*Record excerpts*.

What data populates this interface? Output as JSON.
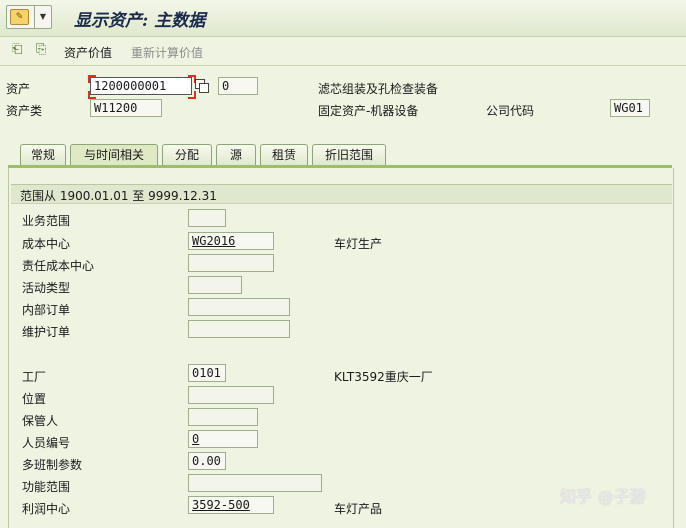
{
  "window": {
    "title": "显示资产: 主数据"
  },
  "toolbar": {
    "asset_value": "资产价值",
    "recalc_value": "重新计算价值"
  },
  "header": {
    "asset_label": "资产",
    "asset_number": "1200000001",
    "asset_sub": "0",
    "asset_desc": "滤芯组装及孔检查装备",
    "class_label": "资产类",
    "class_value": "W11200",
    "class_desc": "固定资产-机器设备",
    "company_label": "公司代码",
    "company_value": "WG01"
  },
  "tabs": [
    {
      "label": "常规"
    },
    {
      "label": "与时间相关",
      "active": true
    },
    {
      "label": "分配"
    },
    {
      "label": "源"
    },
    {
      "label": "租赁"
    },
    {
      "label": "折旧范围"
    }
  ],
  "range": "范围从 1900.01.01 至 9999.12.31",
  "fields": [
    {
      "label": "业务范围",
      "value": "",
      "desc": ""
    },
    {
      "label": "成本中心",
      "value": "WG2016",
      "desc": "车灯生产"
    },
    {
      "label": "责任成本中心",
      "value": "",
      "desc": ""
    },
    {
      "label": "活动类型",
      "value": "",
      "desc": ""
    },
    {
      "label": "内部订单",
      "value": "",
      "desc": ""
    },
    {
      "label": "维护订单",
      "value": "",
      "desc": ""
    },
    {
      "label": "工厂",
      "value": "0101",
      "desc": "KLT3592重庆一厂"
    },
    {
      "label": "位置",
      "value": "",
      "desc": ""
    },
    {
      "label": "保管人",
      "value": "",
      "desc": ""
    },
    {
      "label": "人员编号",
      "value": "0",
      "desc": ""
    },
    {
      "label": "多班制参数",
      "value": "0.00",
      "desc": ""
    },
    {
      "label": "功能范围",
      "value": "",
      "desc": ""
    },
    {
      "label": "利润中心",
      "value": "3592-500",
      "desc": "车灯产品"
    }
  ],
  "watermark": "知乎 @子游"
}
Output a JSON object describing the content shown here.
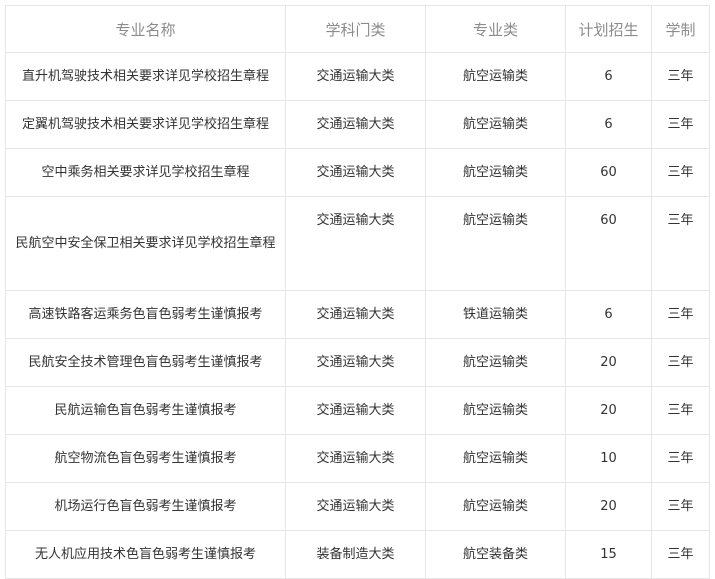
{
  "table": {
    "headers": {
      "name": "专业名称",
      "category": "学科门类",
      "type": "专业类",
      "plan": "计划招生",
      "years": "学制"
    },
    "rows": [
      {
        "name": "直升机驾驶技术相关要求详见学校招生章程",
        "category": "交通运输大类",
        "type": "航空运输类",
        "plan": "6",
        "years": "三年"
      },
      {
        "name": "定翼机驾驶技术相关要求详见学校招生章程",
        "category": "交通运输大类",
        "type": "航空运输类",
        "plan": "6",
        "years": "三年"
      },
      {
        "name": "空中乘务相关要求详见学校招生章程",
        "category": "交通运输大类",
        "type": "航空运输类",
        "plan": "60",
        "years": "三年"
      },
      {
        "name": "民航空中安全保卫相关要求详见学校招生章程",
        "category": "交通运输大类",
        "type": "航空运输类",
        "plan": "60",
        "years": "三年"
      },
      {
        "name": "高速铁路客运乘务色盲色弱考生谨慎报考",
        "category": "交通运输大类",
        "type": "铁道运输类",
        "plan": "6",
        "years": "三年"
      },
      {
        "name": "民航安全技术管理色盲色弱考生谨慎报考",
        "category": "交通运输大类",
        "type": "航空运输类",
        "plan": "20",
        "years": "三年"
      },
      {
        "name": "民航运输色盲色弱考生谨慎报考",
        "category": "交通运输大类",
        "type": "航空运输类",
        "plan": "20",
        "years": "三年"
      },
      {
        "name": "航空物流色盲色弱考生谨慎报考",
        "category": "交通运输大类",
        "type": "航空运输类",
        "plan": "10",
        "years": "三年"
      },
      {
        "name": "机场运行色盲色弱考生谨慎报考",
        "category": "交通运输大类",
        "type": "航空运输类",
        "plan": "20",
        "years": "三年"
      },
      {
        "name": "无人机应用技术色盲色弱考生谨慎报考",
        "category": "装备制造大类",
        "type": "航空装备类",
        "plan": "15",
        "years": "三年"
      }
    ]
  }
}
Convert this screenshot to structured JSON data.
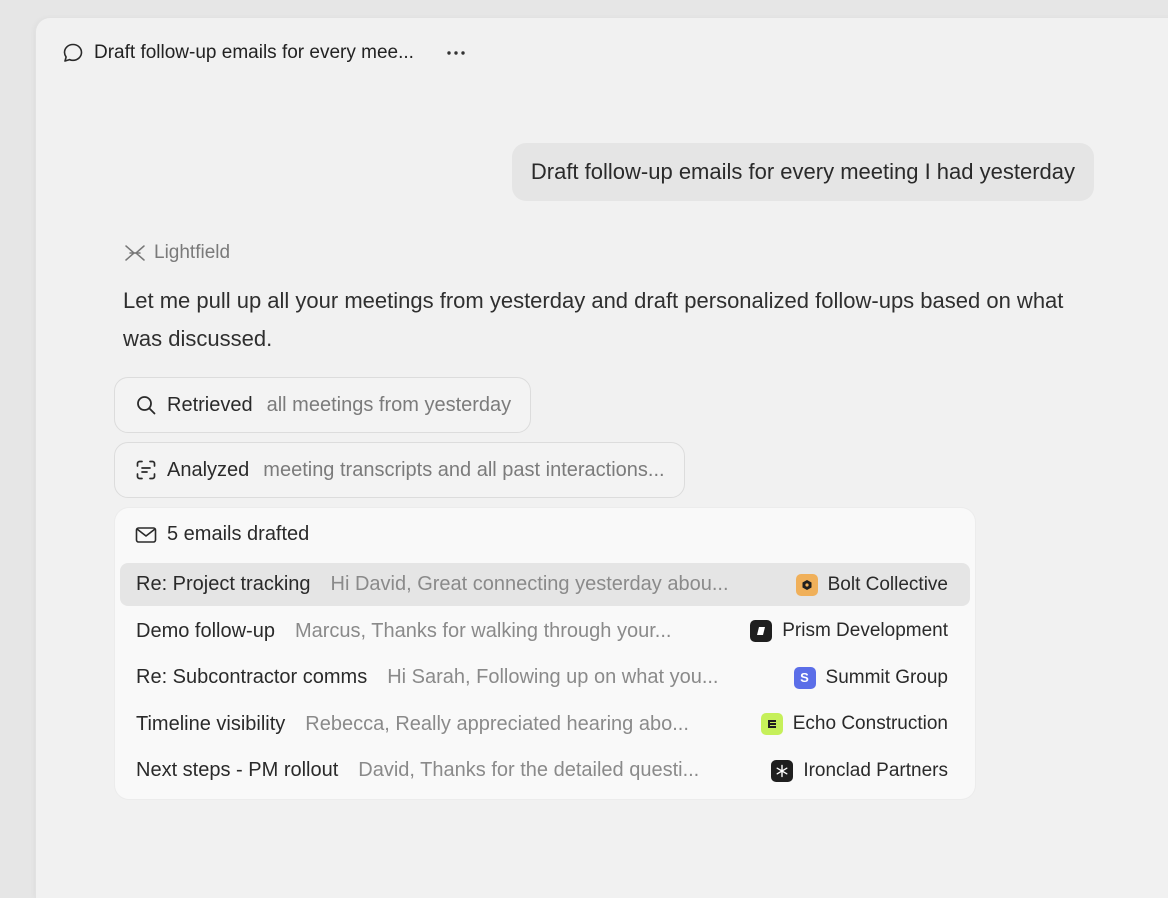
{
  "header": {
    "title": "Draft follow-up emails for every mee...",
    "more_label": "···"
  },
  "user_message": "Draft follow-up emails for every meeting I had yesterday",
  "assistant": {
    "name": "Lightfield",
    "message": "Let me pull up all your meetings from yesterday and draft personalized follow-ups based on what was discussed."
  },
  "tool_steps": [
    {
      "icon": "search-icon",
      "verb": "Retrieved",
      "detail": "all meetings from yesterday"
    },
    {
      "icon": "scan-text-icon",
      "verb": "Analyzed",
      "detail": "meeting transcripts and all past interactions..."
    }
  ],
  "emails": {
    "header": "5 emails drafted",
    "items": [
      {
        "subject": "Re: Project tracking",
        "preview": "Hi David, Great connecting yesterday abou...",
        "company": "Bolt Collective",
        "badge_color": "#f0b05a",
        "active": true
      },
      {
        "subject": "Demo follow-up",
        "preview": "Marcus, Thanks for walking through your...",
        "company": "Prism Development",
        "badge_color": "#1f1f1f",
        "active": false
      },
      {
        "subject": "Re: Subcontractor comms",
        "preview": "Hi Sarah, Following up on what you...",
        "company": "Summit Group",
        "badge_color": "#5b6ee8",
        "badge_letter": "S",
        "active": false
      },
      {
        "subject": "Timeline visibility",
        "preview": "Rebecca, Really appreciated hearing abo...",
        "company": "Echo Construction",
        "badge_color": "#c6f05a",
        "active": false
      },
      {
        "subject": "Next steps - PM rollout",
        "preview": "David, Thanks for the detailed questi...",
        "company": "Ironclad Partners",
        "badge_color": "#1f1f1f",
        "active": false
      }
    ]
  }
}
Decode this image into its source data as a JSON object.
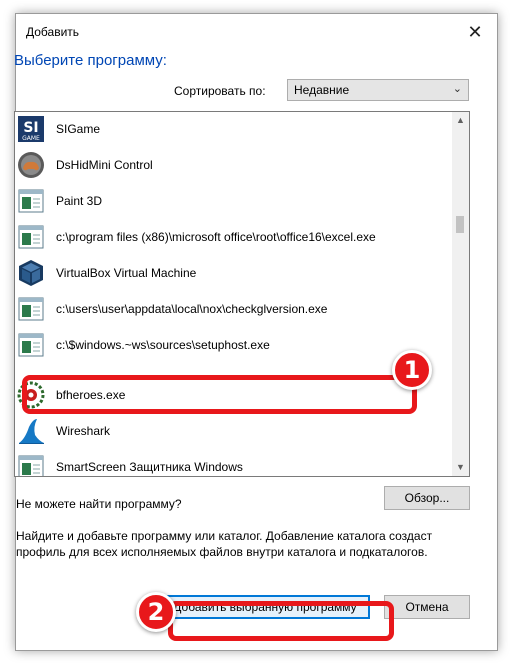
{
  "dialog": {
    "title": "Добавить",
    "heading": "Выберите программу:",
    "sort_label": "Сортировать по:",
    "sort_value": "Недавние"
  },
  "programs": [
    {
      "label": "SIGame",
      "icon": "sigame-icon"
    },
    {
      "label": "DsHidMini Control",
      "icon": "dshidmini-icon"
    },
    {
      "label": "Paint 3D",
      "icon": "generic-app-icon"
    },
    {
      "label": "c:\\program files (x86)\\microsoft office\\root\\office16\\excel.exe",
      "icon": "generic-app-icon"
    },
    {
      "label": "VirtualBox Virtual Machine",
      "icon": "virtualbox-icon"
    },
    {
      "label": "c:\\users\\user\\appdata\\local\\nox\\checkglversion.exe",
      "icon": "generic-app-icon"
    },
    {
      "label": "c:\\$windows.~ws\\sources\\setuphost.exe",
      "icon": "generic-app-icon"
    },
    {
      "label": "bfheroes.exe",
      "icon": "bfheroes-icon",
      "highlighted": true
    },
    {
      "label": "Wireshark",
      "icon": "wireshark-icon"
    },
    {
      "label": "SmartScreen Защитника Windows",
      "icon": "generic-app-icon"
    }
  ],
  "footer": {
    "cant_find": "Не можете найти программу?",
    "browse": "Обзор...",
    "description": "Найдите и добавьте программу или каталог. Добавление каталога создаст профиль для всех исполняемых файлов внутри каталога и подкаталогов.",
    "add_button": "Добавить выбранную программу",
    "cancel_button": "Отмена"
  },
  "annotations": {
    "step1": "1",
    "step2": "2"
  },
  "icon_text": {
    "sigame_top": "SI",
    "sigame_bottom": "GAME"
  },
  "colors": {
    "heading": "#0046b4",
    "annotation_red": "#e8181b",
    "focus_blue": "#0078d7"
  }
}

*What to work on*.
Pull out every line of the entries that includes the word "your".

*Result of the exercise*.
    "message": "Let me pull up all your meetings from yesterday and draft personalized follow-ups based on what was discussed."
        "preview": "Marcus, Thanks for walking through your...",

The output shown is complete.